> _RECORDS FOR THIS TASK_:
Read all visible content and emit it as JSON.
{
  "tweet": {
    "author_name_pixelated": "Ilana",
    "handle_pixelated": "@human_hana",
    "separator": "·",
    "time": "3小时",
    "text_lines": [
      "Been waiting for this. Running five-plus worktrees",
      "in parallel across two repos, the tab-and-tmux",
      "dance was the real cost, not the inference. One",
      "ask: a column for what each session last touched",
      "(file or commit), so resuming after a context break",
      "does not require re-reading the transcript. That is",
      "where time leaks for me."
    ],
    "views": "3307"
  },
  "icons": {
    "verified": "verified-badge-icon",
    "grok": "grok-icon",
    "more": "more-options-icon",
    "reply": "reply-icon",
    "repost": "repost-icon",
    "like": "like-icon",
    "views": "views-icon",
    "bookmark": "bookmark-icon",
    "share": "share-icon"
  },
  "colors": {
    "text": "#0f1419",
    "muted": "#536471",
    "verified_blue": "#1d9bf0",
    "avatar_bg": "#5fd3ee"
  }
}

> _TO BE DONE_: Output the records above in their entirety, exactly.

> _REPLY_:
Read all visible content and emit it as JSON.
{
  "tweet": {
    "author_name_pixelated": "Ilana",
    "handle_pixelated": "@human_hana",
    "separator": "·",
    "time": "3小时",
    "text_lines": [
      "Been waiting for this. Running five-plus worktrees",
      "in parallel across two repos, the tab-and-tmux",
      "dance was the real cost, not the inference. One",
      "ask: a column for what each session last touched",
      "(file or commit), so resuming after a context break",
      "does not require re-reading the transcript. That is",
      "where time leaks for me."
    ],
    "views": "3307"
  },
  "icons": {
    "verified": "verified-badge-icon",
    "grok": "grok-icon",
    "more": "more-options-icon",
    "reply": "reply-icon",
    "repost": "repost-icon",
    "like": "like-icon",
    "views": "views-icon",
    "bookmark": "bookmark-icon",
    "share": "share-icon"
  },
  "colors": {
    "text": "#0f1419",
    "muted": "#536471",
    "verified_blue": "#1d9bf0",
    "avatar_bg": "#5fd3ee"
  }
}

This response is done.